§ What to do
Gather from the listing below each line that includes the word "ylabel", and copy it.

§ The data

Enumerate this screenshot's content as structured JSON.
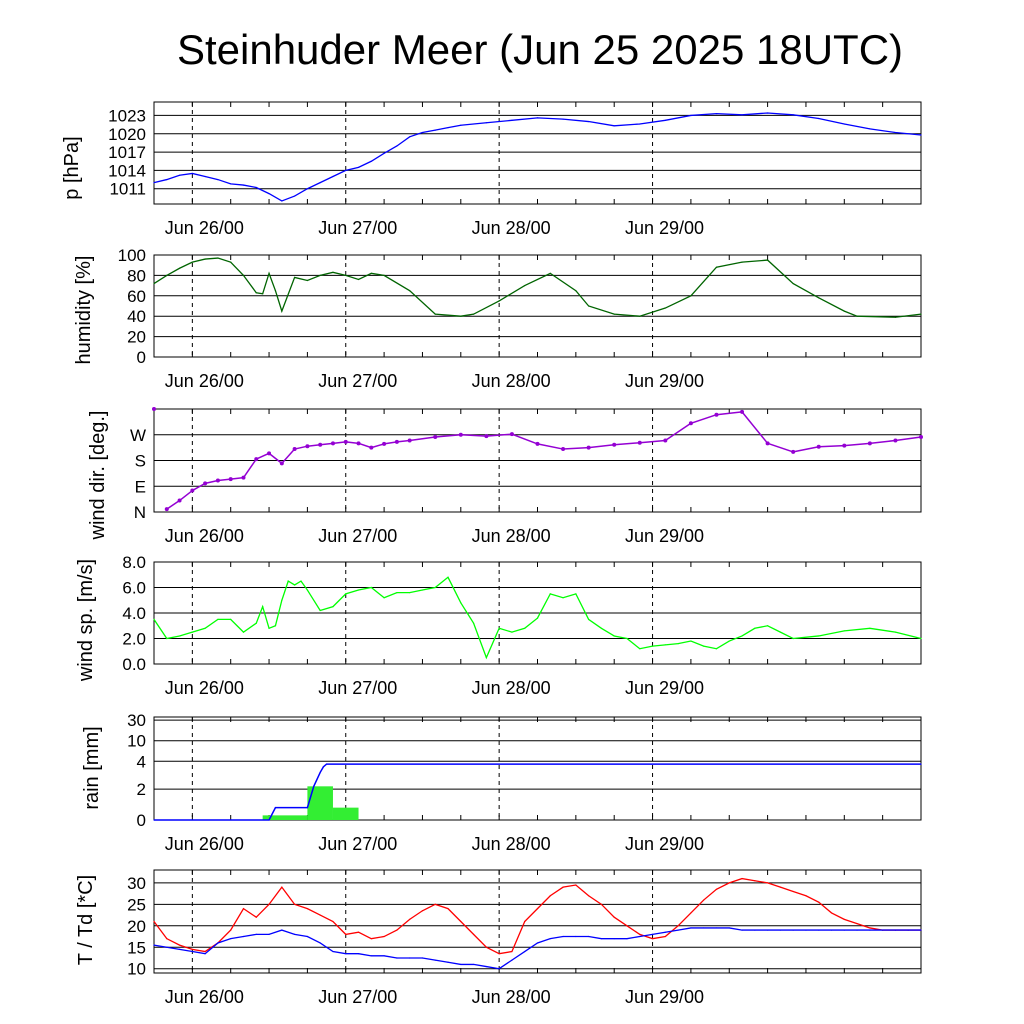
{
  "title": "Steinhuder Meer (Jun 25 2025 18UTC)",
  "colors": {
    "pressure": "#0000ff",
    "humidity": "#006400",
    "wind_dir": "#9400d3",
    "wind_speed": "#00ff00",
    "rain_bar": "#33ee33",
    "rain_cum": "#0000ff",
    "temperature": "#ff0000",
    "dewpoint": "#0000ff",
    "grid": "#000000"
  },
  "x_ticks": [
    "Jun 26/00",
    "Jun 27/00",
    "Jun 28/00",
    "Jun 29/00"
  ],
  "chart_data": [
    {
      "type": "line",
      "ylabel": "p [hPa]",
      "x_hours": [
        0,
        2,
        4,
        6,
        8,
        10,
        12,
        14,
        16,
        18,
        20,
        22,
        24,
        26,
        28,
        30,
        32,
        34,
        36,
        38,
        40,
        42,
        44,
        46,
        48,
        52,
        56,
        60,
        64,
        68,
        72,
        76,
        80,
        84,
        88,
        92,
        96,
        100,
        104,
        108,
        112,
        116,
        120
      ],
      "series": [
        {
          "values": [
            1012,
            1012.5,
            1013.2,
            1013.5,
            1013,
            1012.5,
            1011.8,
            1011.6,
            1011.2,
            1010.2,
            1009,
            1009.8,
            1011,
            1012,
            1013,
            1014,
            1014.5,
            1015.5,
            1016.8,
            1018,
            1019.5,
            1020.2,
            1020.6,
            1021,
            1021.4,
            1021.8,
            1022.2,
            1022.6,
            1022.4,
            1022,
            1021.3,
            1021.6,
            1022.2,
            1023,
            1023.3,
            1023.1,
            1023.4,
            1023.1,
            1022.5,
            1021.6,
            1020.8,
            1020.2,
            1019.8
          ]
        }
      ],
      "yticks": [
        1011,
        1014,
        1017,
        1020,
        1023
      ]
    },
    {
      "type": "line",
      "ylabel": "humidity [%]",
      "x_hours": [
        0,
        2,
        4,
        6,
        8,
        10,
        12,
        14,
        16,
        17,
        18,
        19,
        20,
        22,
        24,
        26,
        28,
        30,
        32,
        34,
        36,
        40,
        44,
        48,
        50,
        54,
        58,
        62,
        66,
        68,
        72,
        76,
        80,
        84,
        88,
        92,
        96,
        100,
        104,
        108,
        110,
        116,
        120
      ],
      "series": [
        {
          "values": [
            72,
            80,
            87,
            93,
            96,
            97,
            93,
            80,
            63,
            62,
            82,
            65,
            45,
            78,
            75,
            80,
            83,
            80,
            76,
            82,
            80,
            65,
            42,
            40,
            42,
            55,
            70,
            82,
            65,
            50,
            42,
            40,
            48,
            60,
            88,
            93,
            95,
            72,
            58,
            45,
            40,
            39,
            42
          ]
        }
      ],
      "yticks": [
        0,
        20,
        40,
        60,
        80,
        100
      ]
    },
    {
      "type": "scatter",
      "ylabel": "wind dir. [deg.]",
      "x_hours": [
        0,
        2,
        4,
        6,
        8,
        10,
        12,
        14,
        16,
        18,
        20,
        22,
        24,
        26,
        28,
        30,
        32,
        34,
        36,
        38,
        40,
        44,
        48,
        52,
        56,
        60,
        64,
        68,
        72,
        76,
        80,
        84,
        88,
        92,
        96,
        100,
        104,
        108,
        112,
        116,
        120
      ],
      "series": [
        {
          "values": [
            360,
            10,
            40,
            75,
            100,
            110,
            115,
            120,
            185,
            205,
            170,
            220,
            230,
            235,
            240,
            245,
            240,
            225,
            238,
            245,
            250,
            262,
            270,
            265,
            272,
            238,
            220,
            225,
            235,
            242,
            250,
            310,
            340,
            350,
            240,
            210,
            228,
            232,
            240,
            250,
            262
          ]
        }
      ],
      "yticks": [
        "N",
        "E",
        "S",
        "W"
      ],
      "ylim": [
        0,
        360
      ]
    },
    {
      "type": "line",
      "ylabel": "wind sp. [m/s]",
      "x_hours": [
        0,
        2,
        4,
        6,
        8,
        10,
        12,
        14,
        16,
        17,
        18,
        19,
        20,
        21,
        22,
        23,
        24,
        26,
        28,
        30,
        32,
        34,
        36,
        38,
        40,
        42,
        44,
        46,
        48,
        50,
        52,
        54,
        56,
        58,
        60,
        62,
        64,
        66,
        68,
        70,
        72,
        74,
        76,
        78,
        80,
        82,
        84,
        86,
        88,
        90,
        92,
        94,
        96,
        98,
        100,
        104,
        108,
        112,
        116,
        120
      ],
      "series": [
        {
          "values": [
            3.5,
            2,
            2.2,
            2.5,
            2.8,
            3.5,
            3.5,
            2.5,
            3.2,
            4.5,
            2.8,
            3,
            5,
            6.5,
            6.2,
            6.5,
            5.8,
            4.2,
            4.5,
            5.5,
            5.8,
            6,
            5.2,
            5.6,
            5.6,
            5.8,
            6,
            6.8,
            4.8,
            3.2,
            0.5,
            2.8,
            2.5,
            2.8,
            3.6,
            5.5,
            5.2,
            5.5,
            3.5,
            2.8,
            2.2,
            2,
            1.2,
            1.4,
            1.5,
            1.6,
            1.8,
            1.4,
            1.2,
            1.8,
            2.2,
            2.8,
            3,
            2.5,
            2,
            2.2,
            2.6,
            2.8,
            2.5,
            2
          ]
        }
      ],
      "yticks": [
        0,
        2,
        4,
        6,
        8
      ],
      "ytick_labels": [
        "0.0",
        "2.0",
        "4.0",
        "6.0",
        "8.0"
      ]
    },
    {
      "type": "bar",
      "ylabel": "rain [mm]",
      "bars": [
        {
          "x_start": 17,
          "x_end": 24,
          "value": 0.3
        },
        {
          "x_start": 24,
          "x_end": 28,
          "value": 2.2
        },
        {
          "x_start": 28,
          "x_end": 32,
          "value": 0.8
        }
      ],
      "cumulative_x_hours": [
        0,
        18,
        19,
        24,
        25,
        26,
        26.5,
        27,
        120
      ],
      "cumulative_values": [
        0,
        0,
        0.8,
        0.8,
        2.2,
        3.2,
        3.6,
        3.8,
        3.8
      ],
      "yticks": [
        0,
        2,
        4,
        10,
        30
      ]
    },
    {
      "type": "line",
      "ylabel": "T / Td [*C]",
      "x_hours": [
        0,
        2,
        4,
        6,
        8,
        10,
        12,
        14,
        16,
        18,
        20,
        22,
        24,
        26,
        28,
        30,
        32,
        34,
        36,
        38,
        40,
        42,
        44,
        46,
        48,
        50,
        52,
        54,
        56,
        58,
        60,
        62,
        64,
        66,
        68,
        70,
        72,
        74,
        76,
        78,
        80,
        82,
        84,
        86,
        88,
        90,
        92,
        94,
        96,
        98,
        100,
        102,
        104,
        106,
        108,
        110,
        112,
        114,
        116,
        118,
        120
      ],
      "series": [
        {
          "name": "T",
          "values": [
            21,
            17,
            15.5,
            14.5,
            14,
            16,
            19,
            24,
            22,
            25,
            29,
            25,
            24,
            22.5,
            21,
            18,
            18.5,
            17,
            17.5,
            19,
            21.5,
            23.5,
            25,
            24,
            21,
            18,
            15,
            13.5,
            14,
            21,
            24,
            27,
            29,
            29.5,
            27,
            25,
            22,
            20,
            18,
            17,
            17.5,
            20,
            23,
            26,
            28.5,
            30,
            31,
            30.5,
            30,
            29,
            28,
            27,
            25.5,
            23,
            21.5,
            20.5,
            19.5,
            19,
            19,
            19,
            19
          ]
        },
        {
          "name": "Td",
          "values": [
            15.5,
            15,
            14.5,
            14,
            13.5,
            16,
            17,
            17.5,
            18,
            18,
            19,
            18,
            17.5,
            16,
            14,
            13.5,
            13.5,
            13,
            13,
            12.5,
            12.5,
            12.5,
            12,
            11.5,
            11,
            11,
            10.5,
            10,
            12,
            14,
            16,
            17,
            17.5,
            17.5,
            17.5,
            17,
            17,
            17,
            17.5,
            18,
            18.5,
            19,
            19.5,
            19.5,
            19.5,
            19.5,
            19,
            19,
            19,
            19,
            19,
            19,
            19,
            19,
            19,
            19,
            19,
            19,
            19,
            19,
            19
          ]
        }
      ],
      "yticks": [
        10,
        15,
        20,
        25,
        30
      ]
    }
  ]
}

§ Output below
      "ylabel": "p [hPa]",
      "ylabel": "humidity [%]",
      "ylabel": "wind dir. [deg.]",
      "ylabel": "wind sp. [m/s]",
      "ylabel": "rain [mm]",
      "ylabel": "T / Td [*C]",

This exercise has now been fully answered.